(Entries taken from a collection)
★ ★ ★ ★

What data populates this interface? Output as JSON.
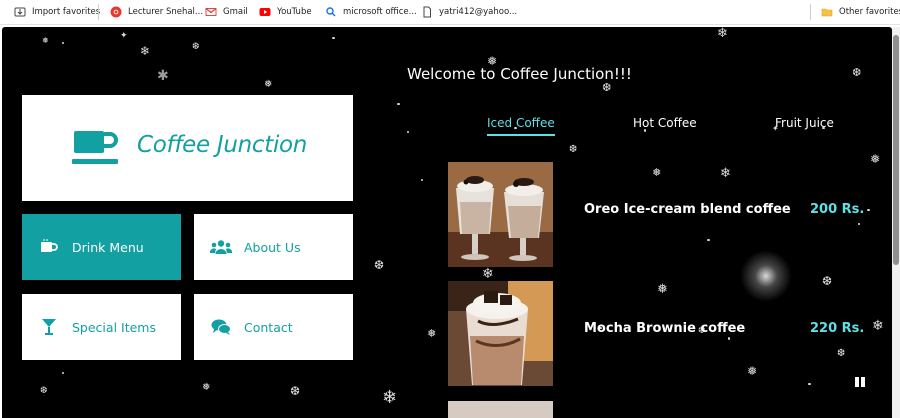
{
  "bookmarks_bar": {
    "items": [
      {
        "label": "Import favorites",
        "icon": "import-icon"
      },
      {
        "label": "Lecturer Snehal...",
        "icon": "chrome-red-icon"
      },
      {
        "label": "Gmail",
        "icon": "gmail-icon"
      },
      {
        "label": "YouTube",
        "icon": "youtube-icon"
      },
      {
        "label": "microsoft office...",
        "icon": "search-icon"
      },
      {
        "label": "yatri412@yahoo...",
        "icon": "page-icon"
      }
    ],
    "other_favorites": "Other favorites"
  },
  "page": {
    "welcome": "Welcome to Coffee Junction!!!",
    "brand": "Coffee Junction",
    "menu_tiles": [
      {
        "label": "Drink Menu",
        "icon": "mug-icon",
        "active": true
      },
      {
        "label": "About Us",
        "icon": "users-icon",
        "active": false
      },
      {
        "label": "Special Items",
        "icon": "cocktail-icon",
        "active": false
      },
      {
        "label": "Contact",
        "icon": "chat-bubbles-icon",
        "active": false
      }
    ],
    "tabs": [
      {
        "label": "Iced Coffee",
        "active": true
      },
      {
        "label": "Hot Coffee",
        "active": false
      },
      {
        "label": "Fruit Juice",
        "active": false
      }
    ],
    "items": [
      {
        "name": "Oreo Ice-cream blend coffee",
        "price": "200 Rs."
      },
      {
        "name": "Mocha Brownie coffee",
        "price": "220 Rs."
      }
    ]
  },
  "colors": {
    "accent": "#13a0a3",
    "accent_light": "#5fe0e4",
    "background": "#000000"
  }
}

★ ★ ★ ★

What is required => Quote the records above exactly, leaving out any pictures.

Finished answer =>
What data populates this interface? Output as JSON.
{
  "bookmarks_bar": {
    "items": [
      {
        "label": "Import favorites",
        "icon": "import-icon"
      },
      {
        "label": "Lecturer Snehal...",
        "icon": "chrome-red-icon"
      },
      {
        "label": "Gmail",
        "icon": "gmail-icon"
      },
      {
        "label": "YouTube",
        "icon": "youtube-icon"
      },
      {
        "label": "microsoft office...",
        "icon": "search-icon"
      },
      {
        "label": "yatri412@yahoo...",
        "icon": "page-icon"
      }
    ],
    "other_favorites": "Other favorites"
  },
  "page": {
    "welcome": "Welcome to Coffee Junction!!!",
    "brand": "Coffee Junction",
    "menu_tiles": [
      {
        "label": "Drink Menu",
        "icon": "mug-icon",
        "active": true
      },
      {
        "label": "About Us",
        "icon": "users-icon",
        "active": false
      },
      {
        "label": "Special Items",
        "icon": "cocktail-icon",
        "active": false
      },
      {
        "label": "Contact",
        "icon": "chat-bubbles-icon",
        "active": false
      }
    ],
    "tabs": [
      {
        "label": "Iced Coffee",
        "active": true
      },
      {
        "label": "Hot Coffee",
        "active": false
      },
      {
        "label": "Fruit Juice",
        "active": false
      }
    ],
    "items": [
      {
        "name": "Oreo Ice-cream blend coffee",
        "price": "200 Rs."
      },
      {
        "name": "Mocha Brownie coffee",
        "price": "220 Rs."
      }
    ]
  },
  "colors": {
    "accent": "#13a0a3",
    "accent_light": "#5fe0e4",
    "background": "#000000"
  }
}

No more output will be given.